▸ What is being asked
Copy out all lines that carry the word "sobre".

-- Start Record extracts --

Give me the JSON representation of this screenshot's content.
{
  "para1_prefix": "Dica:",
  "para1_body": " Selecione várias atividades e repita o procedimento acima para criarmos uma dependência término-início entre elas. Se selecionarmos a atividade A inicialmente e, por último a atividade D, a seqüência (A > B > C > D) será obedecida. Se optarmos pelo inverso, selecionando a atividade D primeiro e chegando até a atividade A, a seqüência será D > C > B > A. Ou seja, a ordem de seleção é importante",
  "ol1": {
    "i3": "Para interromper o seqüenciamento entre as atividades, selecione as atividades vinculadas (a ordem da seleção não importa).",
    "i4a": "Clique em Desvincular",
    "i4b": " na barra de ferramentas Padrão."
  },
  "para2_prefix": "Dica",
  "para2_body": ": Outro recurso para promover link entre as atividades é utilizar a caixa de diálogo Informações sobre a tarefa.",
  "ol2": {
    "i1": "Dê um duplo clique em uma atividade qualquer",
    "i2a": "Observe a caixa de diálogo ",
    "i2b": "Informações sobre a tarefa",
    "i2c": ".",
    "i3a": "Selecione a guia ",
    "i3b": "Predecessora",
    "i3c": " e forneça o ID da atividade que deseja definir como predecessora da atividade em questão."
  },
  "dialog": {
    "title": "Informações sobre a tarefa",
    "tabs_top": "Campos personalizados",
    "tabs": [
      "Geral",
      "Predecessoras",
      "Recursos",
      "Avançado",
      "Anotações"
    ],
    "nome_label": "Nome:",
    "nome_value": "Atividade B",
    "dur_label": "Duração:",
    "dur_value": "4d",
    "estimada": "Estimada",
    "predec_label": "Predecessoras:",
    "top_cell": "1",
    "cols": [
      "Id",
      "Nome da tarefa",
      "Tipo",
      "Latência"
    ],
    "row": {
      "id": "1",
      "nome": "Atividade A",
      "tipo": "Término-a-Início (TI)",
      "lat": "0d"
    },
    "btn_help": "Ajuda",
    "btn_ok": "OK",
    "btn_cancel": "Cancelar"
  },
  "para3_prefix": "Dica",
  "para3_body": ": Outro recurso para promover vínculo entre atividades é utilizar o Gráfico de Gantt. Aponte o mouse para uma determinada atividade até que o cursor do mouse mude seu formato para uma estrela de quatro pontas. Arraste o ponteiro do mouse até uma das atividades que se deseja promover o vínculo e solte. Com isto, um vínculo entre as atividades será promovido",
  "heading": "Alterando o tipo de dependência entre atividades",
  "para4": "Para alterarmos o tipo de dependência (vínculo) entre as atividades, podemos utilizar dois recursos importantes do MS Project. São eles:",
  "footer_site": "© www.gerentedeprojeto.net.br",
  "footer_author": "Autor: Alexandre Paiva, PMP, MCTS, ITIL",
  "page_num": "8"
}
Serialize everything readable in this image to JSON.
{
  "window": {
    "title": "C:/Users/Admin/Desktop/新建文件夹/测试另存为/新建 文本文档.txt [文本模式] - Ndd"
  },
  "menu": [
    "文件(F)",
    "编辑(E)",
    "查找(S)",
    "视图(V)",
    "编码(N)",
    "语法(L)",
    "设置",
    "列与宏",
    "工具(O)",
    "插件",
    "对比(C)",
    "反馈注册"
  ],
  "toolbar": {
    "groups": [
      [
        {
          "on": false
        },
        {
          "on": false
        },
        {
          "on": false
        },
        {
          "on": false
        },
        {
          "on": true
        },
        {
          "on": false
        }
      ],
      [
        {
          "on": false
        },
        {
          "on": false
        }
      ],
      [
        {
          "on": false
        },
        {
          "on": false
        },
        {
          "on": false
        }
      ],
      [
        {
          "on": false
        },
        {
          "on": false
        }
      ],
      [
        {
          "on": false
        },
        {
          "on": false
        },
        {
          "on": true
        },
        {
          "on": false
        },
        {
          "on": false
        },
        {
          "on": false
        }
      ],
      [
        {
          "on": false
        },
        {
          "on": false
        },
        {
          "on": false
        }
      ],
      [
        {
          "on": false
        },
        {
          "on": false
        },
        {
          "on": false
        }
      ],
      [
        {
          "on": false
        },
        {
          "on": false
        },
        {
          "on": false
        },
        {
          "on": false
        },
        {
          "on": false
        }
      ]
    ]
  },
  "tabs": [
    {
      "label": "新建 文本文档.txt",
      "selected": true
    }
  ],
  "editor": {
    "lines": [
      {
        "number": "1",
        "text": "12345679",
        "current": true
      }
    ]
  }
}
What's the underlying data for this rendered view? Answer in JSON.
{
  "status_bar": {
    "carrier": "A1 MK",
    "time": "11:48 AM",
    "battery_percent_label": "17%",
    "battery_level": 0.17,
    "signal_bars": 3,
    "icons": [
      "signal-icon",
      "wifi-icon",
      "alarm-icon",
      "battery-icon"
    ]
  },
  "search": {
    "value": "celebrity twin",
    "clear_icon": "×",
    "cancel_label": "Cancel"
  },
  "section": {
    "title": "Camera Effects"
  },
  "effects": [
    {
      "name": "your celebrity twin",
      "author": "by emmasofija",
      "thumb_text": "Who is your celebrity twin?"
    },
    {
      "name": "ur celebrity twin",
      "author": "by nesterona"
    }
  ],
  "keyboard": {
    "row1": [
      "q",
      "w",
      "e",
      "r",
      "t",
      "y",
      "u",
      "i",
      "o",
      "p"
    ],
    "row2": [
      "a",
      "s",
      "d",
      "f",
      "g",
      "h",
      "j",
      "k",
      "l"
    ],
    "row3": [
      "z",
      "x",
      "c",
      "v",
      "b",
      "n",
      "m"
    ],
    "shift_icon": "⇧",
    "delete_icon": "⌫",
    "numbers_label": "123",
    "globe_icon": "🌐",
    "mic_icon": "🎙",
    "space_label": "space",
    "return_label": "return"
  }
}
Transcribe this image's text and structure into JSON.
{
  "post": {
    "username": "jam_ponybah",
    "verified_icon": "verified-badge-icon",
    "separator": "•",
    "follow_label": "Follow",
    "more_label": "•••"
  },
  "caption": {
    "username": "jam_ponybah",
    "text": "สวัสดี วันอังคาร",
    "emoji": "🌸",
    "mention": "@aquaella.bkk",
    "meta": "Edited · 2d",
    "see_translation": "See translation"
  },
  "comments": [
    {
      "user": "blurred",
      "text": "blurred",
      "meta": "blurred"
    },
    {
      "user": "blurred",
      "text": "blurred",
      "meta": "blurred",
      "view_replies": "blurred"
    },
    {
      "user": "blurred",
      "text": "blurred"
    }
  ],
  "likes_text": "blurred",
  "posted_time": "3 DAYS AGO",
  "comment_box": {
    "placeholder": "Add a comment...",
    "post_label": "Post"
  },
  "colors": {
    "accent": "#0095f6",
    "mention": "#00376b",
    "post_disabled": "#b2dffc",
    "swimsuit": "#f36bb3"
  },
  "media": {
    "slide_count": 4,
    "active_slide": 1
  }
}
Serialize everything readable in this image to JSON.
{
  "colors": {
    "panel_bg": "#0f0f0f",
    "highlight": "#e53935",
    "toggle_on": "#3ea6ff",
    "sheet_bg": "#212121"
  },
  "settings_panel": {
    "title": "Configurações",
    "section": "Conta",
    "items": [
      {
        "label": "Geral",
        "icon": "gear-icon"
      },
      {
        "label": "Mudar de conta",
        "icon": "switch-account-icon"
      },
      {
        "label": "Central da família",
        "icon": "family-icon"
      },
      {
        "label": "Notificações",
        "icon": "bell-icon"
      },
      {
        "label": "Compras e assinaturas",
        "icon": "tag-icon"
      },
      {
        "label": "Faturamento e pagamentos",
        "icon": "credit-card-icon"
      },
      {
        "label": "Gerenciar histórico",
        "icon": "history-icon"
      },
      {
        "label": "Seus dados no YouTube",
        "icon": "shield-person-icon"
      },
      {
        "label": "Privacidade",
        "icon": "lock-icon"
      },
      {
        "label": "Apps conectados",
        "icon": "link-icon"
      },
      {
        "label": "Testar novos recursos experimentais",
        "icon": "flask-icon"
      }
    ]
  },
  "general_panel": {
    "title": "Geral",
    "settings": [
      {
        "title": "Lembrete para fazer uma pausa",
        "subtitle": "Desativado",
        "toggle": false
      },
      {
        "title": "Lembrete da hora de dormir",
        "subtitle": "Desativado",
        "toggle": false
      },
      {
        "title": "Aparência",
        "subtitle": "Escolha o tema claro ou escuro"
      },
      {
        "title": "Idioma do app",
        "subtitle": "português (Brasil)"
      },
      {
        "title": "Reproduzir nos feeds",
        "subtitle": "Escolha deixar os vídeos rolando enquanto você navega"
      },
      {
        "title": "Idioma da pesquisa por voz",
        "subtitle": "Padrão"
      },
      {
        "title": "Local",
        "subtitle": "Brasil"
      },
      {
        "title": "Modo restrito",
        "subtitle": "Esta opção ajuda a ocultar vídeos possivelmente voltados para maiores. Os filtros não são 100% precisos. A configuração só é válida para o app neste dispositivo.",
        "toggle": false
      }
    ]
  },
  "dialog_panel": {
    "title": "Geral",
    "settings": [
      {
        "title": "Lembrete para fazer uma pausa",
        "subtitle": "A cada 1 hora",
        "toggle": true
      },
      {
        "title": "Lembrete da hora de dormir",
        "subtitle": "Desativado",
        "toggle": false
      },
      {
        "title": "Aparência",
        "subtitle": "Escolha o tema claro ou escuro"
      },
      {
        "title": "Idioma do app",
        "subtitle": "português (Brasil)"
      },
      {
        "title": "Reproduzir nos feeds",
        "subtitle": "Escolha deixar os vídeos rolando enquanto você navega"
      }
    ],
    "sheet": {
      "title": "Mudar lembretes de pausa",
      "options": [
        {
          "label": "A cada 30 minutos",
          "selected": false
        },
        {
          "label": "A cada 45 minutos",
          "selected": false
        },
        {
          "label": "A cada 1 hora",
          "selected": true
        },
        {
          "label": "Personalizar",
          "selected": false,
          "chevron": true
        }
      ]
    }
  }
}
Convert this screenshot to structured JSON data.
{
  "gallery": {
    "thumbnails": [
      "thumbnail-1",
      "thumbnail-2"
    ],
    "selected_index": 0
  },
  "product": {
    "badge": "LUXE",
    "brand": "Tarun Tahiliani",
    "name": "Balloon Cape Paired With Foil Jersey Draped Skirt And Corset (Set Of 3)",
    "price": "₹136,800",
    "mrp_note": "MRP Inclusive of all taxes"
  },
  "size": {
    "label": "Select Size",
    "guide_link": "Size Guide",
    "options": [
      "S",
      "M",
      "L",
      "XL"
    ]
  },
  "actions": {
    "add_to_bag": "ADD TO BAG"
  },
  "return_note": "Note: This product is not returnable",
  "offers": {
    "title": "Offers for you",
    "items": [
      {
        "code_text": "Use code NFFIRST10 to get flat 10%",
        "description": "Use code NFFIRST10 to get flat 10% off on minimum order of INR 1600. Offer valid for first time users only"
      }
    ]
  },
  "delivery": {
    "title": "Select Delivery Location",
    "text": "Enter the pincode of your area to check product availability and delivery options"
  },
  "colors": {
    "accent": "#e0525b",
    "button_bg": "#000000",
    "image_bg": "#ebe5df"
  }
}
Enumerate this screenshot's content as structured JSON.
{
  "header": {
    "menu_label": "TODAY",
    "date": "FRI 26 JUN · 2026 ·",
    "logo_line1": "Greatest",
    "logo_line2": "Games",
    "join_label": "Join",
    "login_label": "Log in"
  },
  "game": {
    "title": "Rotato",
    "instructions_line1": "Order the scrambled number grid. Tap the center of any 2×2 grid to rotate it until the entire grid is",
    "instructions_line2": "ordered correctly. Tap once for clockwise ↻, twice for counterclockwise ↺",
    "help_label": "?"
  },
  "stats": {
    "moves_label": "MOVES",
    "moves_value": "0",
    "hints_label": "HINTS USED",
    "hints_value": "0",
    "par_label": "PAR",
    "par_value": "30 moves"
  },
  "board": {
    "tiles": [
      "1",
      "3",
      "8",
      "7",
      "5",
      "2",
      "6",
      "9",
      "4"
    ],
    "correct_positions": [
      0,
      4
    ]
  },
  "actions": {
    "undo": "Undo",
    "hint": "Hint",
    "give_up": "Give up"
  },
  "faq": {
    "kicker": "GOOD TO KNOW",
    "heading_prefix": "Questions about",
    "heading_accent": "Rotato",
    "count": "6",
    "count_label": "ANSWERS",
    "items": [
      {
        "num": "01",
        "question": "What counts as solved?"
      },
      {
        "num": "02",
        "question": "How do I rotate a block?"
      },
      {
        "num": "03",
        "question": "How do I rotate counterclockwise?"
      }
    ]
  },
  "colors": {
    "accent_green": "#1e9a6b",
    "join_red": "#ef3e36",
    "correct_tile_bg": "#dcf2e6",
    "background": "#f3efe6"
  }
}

-- End Record extracts --

▸ Solution to the exercise
  "para2_body": ": Outro recurso para promover link entre as atividades é utilizar a caixa de diálogo Informações sobre a tarefa.",
    "i2b": "Informações sobre a tarefa",
    "title": "Informações sobre a tarefa",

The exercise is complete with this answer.